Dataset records
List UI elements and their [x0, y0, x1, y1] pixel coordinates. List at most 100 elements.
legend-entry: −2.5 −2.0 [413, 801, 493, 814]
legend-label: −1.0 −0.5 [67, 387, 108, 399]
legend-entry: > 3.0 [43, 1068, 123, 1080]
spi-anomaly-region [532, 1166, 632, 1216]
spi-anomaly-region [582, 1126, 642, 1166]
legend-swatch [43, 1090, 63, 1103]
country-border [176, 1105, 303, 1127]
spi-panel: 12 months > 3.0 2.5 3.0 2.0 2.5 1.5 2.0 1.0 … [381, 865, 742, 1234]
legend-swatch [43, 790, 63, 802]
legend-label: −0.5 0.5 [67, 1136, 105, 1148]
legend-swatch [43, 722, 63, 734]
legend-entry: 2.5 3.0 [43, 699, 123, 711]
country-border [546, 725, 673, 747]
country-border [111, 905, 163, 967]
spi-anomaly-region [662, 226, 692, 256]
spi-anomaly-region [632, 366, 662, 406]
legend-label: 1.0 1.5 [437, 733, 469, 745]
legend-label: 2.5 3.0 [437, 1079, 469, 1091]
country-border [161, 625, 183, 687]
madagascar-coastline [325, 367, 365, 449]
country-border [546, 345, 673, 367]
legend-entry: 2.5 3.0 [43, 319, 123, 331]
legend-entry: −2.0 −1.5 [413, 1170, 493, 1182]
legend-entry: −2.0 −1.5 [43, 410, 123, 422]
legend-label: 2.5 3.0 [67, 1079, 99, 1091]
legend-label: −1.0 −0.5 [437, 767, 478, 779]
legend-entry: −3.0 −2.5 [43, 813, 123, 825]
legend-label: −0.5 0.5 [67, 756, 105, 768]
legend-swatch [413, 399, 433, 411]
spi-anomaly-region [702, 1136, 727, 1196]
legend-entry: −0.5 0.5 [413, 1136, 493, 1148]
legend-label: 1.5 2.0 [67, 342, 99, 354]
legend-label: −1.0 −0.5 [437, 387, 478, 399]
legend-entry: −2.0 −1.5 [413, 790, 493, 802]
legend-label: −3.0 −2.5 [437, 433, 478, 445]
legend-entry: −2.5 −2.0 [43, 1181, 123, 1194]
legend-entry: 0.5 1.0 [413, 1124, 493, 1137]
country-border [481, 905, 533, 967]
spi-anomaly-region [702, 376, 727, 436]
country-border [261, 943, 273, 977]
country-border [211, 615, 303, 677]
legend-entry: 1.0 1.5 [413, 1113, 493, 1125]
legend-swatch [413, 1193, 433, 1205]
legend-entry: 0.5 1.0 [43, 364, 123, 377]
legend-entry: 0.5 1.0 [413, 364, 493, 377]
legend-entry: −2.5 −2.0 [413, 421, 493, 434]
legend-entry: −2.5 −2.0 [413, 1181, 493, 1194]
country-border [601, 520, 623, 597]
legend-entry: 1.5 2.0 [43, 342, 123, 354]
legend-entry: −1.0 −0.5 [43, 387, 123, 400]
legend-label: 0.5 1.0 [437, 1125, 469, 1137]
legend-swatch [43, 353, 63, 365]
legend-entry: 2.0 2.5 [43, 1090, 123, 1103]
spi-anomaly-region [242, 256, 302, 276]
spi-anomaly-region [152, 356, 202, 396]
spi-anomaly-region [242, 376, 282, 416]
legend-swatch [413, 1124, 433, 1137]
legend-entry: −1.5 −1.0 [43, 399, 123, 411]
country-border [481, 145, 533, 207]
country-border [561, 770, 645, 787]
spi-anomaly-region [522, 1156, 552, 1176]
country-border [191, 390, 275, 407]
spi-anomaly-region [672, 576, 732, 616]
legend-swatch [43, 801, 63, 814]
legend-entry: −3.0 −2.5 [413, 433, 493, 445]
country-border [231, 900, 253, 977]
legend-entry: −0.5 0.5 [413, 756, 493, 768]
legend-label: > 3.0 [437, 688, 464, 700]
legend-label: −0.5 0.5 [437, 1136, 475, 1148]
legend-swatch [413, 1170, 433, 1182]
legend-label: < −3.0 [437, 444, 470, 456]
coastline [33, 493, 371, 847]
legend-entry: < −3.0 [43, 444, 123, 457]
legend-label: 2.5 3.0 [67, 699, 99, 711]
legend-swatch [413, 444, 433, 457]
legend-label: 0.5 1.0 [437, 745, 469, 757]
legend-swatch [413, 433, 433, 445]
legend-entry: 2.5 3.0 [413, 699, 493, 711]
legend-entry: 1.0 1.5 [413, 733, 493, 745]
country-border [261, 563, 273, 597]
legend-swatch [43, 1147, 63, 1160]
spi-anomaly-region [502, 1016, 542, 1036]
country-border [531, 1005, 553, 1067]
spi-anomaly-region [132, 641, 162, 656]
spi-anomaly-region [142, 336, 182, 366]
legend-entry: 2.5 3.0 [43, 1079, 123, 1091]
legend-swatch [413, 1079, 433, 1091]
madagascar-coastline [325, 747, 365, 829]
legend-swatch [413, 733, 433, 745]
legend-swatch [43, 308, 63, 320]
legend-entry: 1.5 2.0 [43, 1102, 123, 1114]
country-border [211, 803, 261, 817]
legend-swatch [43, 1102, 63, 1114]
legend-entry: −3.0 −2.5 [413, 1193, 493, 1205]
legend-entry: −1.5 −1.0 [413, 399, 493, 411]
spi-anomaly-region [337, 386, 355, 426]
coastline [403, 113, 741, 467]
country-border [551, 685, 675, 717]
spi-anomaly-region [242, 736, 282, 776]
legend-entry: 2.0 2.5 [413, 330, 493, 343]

• **YOUR TASK**:
Rewrite every line of the data above with "country-border" replaced by "national-boundary" and nothing else altered.

• **ANSWER BELOW**:
List UI elements and their [x0, y0, x1, y1] pixel coordinates. List at most 100 elements.
legend-entry: −2.5 −2.0 [413, 801, 493, 814]
legend-label: −1.0 −0.5 [67, 387, 108, 399]
legend-entry: > 3.0 [43, 1068, 123, 1080]
spi-anomaly-region [532, 1166, 632, 1216]
spi-anomaly-region [582, 1126, 642, 1166]
legend-swatch [43, 1090, 63, 1103]
national-boundary [176, 1105, 303, 1127]
spi-panel: 12 months > 3.0 2.5 3.0 2.0 2.5 1.5 2.0 1.0 … [381, 865, 742, 1234]
legend-swatch [43, 790, 63, 802]
legend-label: −0.5 0.5 [67, 1136, 105, 1148]
legend-swatch [43, 722, 63, 734]
legend-entry: 2.5 3.0 [43, 699, 123, 711]
national-boundary [546, 725, 673, 747]
national-boundary [111, 905, 163, 967]
spi-anomaly-region [662, 226, 692, 256]
spi-anomaly-region [632, 366, 662, 406]
legend-label: 1.0 1.5 [437, 733, 469, 745]
legend-label: 2.5 3.0 [437, 1079, 469, 1091]
national-boundary [161, 625, 183, 687]
madagascar-coastline [325, 367, 365, 449]
national-boundary [546, 345, 673, 367]
legend-entry: 2.5 3.0 [43, 319, 123, 331]
legend-entry: −2.0 −1.5 [413, 1170, 493, 1182]
legend-entry: −2.0 −1.5 [43, 410, 123, 422]
legend-label: 2.5 3.0 [67, 1079, 99, 1091]
legend-label: −1.0 −0.5 [437, 767, 478, 779]
legend-entry: −3.0 −2.5 [43, 813, 123, 825]
legend-label: −0.5 0.5 [67, 756, 105, 768]
legend-swatch [413, 399, 433, 411]
spi-anomaly-region [702, 1136, 727, 1196]
legend-entry: −0.5 0.5 [413, 1136, 493, 1148]
legend-label: 1.5 2.0 [67, 342, 99, 354]
legend-label: −1.0 −0.5 [437, 387, 478, 399]
legend-entry: −2.0 −1.5 [413, 790, 493, 802]
legend-label: −3.0 −2.5 [437, 433, 478, 445]
legend-entry: −2.5 −2.0 [43, 1181, 123, 1194]
legend-entry: 0.5 1.0 [413, 1124, 493, 1137]
national-boundary [481, 905, 533, 967]
spi-anomaly-region [702, 376, 727, 436]
national-boundary [261, 943, 273, 977]
national-boundary [211, 615, 303, 677]
legend-entry: 1.0 1.5 [413, 1113, 493, 1125]
legend-swatch [413, 1193, 433, 1205]
legend-entry: 0.5 1.0 [43, 364, 123, 377]
legend-entry: 0.5 1.0 [413, 364, 493, 377]
legend-entry: −2.5 −2.0 [413, 421, 493, 434]
legend-entry: −2.5 −2.0 [413, 1181, 493, 1194]
national-boundary [601, 520, 623, 597]
legend-entry: 1.5 2.0 [43, 342, 123, 354]
legend-entry: −1.0 −0.5 [43, 387, 123, 400]
legend-label: 0.5 1.0 [437, 1125, 469, 1137]
legend-swatch [43, 353, 63, 365]
legend-entry: 2.0 2.5 [43, 1090, 123, 1103]
spi-anomaly-region [242, 256, 302, 276]
spi-anomaly-region [152, 356, 202, 396]
spi-anomaly-region [242, 376, 282, 416]
legend-swatch [413, 1124, 433, 1137]
legend-entry: −1.5 −1.0 [43, 399, 123, 411]
national-boundary [481, 145, 533, 207]
national-boundary [561, 770, 645, 787]
spi-anomaly-region [522, 1156, 552, 1176]
national-boundary [191, 390, 275, 407]
spi-anomaly-region [672, 576, 732, 616]
legend-swatch [43, 801, 63, 814]
legend-entry: −3.0 −2.5 [413, 433, 493, 445]
national-boundary [231, 900, 253, 977]
legend-entry: −0.5 0.5 [413, 756, 493, 768]
legend-label: > 3.0 [437, 688, 464, 700]
legend-label: −0.5 0.5 [437, 1136, 475, 1148]
legend-swatch [413, 1170, 433, 1182]
legend-label: < −3.0 [437, 444, 470, 456]
coastline [33, 493, 371, 847]
legend-entry: < −3.0 [43, 444, 123, 457]
legend-label: 2.5 3.0 [67, 699, 99, 711]
legend-swatch [413, 444, 433, 457]
legend-label: 0.5 1.0 [437, 745, 469, 757]
legend-swatch [413, 433, 433, 445]
legend-entry: 2.5 3.0 [413, 699, 493, 711]
legend-entry: 1.0 1.5 [413, 733, 493, 745]
national-boundary [261, 563, 273, 597]
legend-swatch [43, 1147, 63, 1160]
spi-anomaly-region [502, 1016, 542, 1036]
national-boundary [531, 1005, 553, 1067]
spi-anomaly-region [132, 641, 162, 656]
spi-anomaly-region [142, 336, 182, 366]
legend-entry: 2.5 3.0 [43, 1079, 123, 1091]
legend-swatch [413, 1079, 433, 1091]
madagascar-coastline [325, 747, 365, 829]
legend-swatch [413, 733, 433, 745]
legend-swatch [43, 308, 63, 320]
legend-entry: 1.5 2.0 [43, 1102, 123, 1114]
national-boundary [211, 803, 261, 817]
legend-swatch [43, 1102, 63, 1114]
legend-entry: −3.0 −2.5 [413, 1193, 493, 1205]
legend-entry: −1.5 −1.0 [413, 399, 493, 411]
spi-anomaly-region [337, 386, 355, 426]
coastline [403, 113, 741, 467]
national-boundary [551, 685, 675, 717]
spi-anomaly-region [242, 736, 282, 776]
legend-entry: 2.0 2.5 [413, 330, 493, 343]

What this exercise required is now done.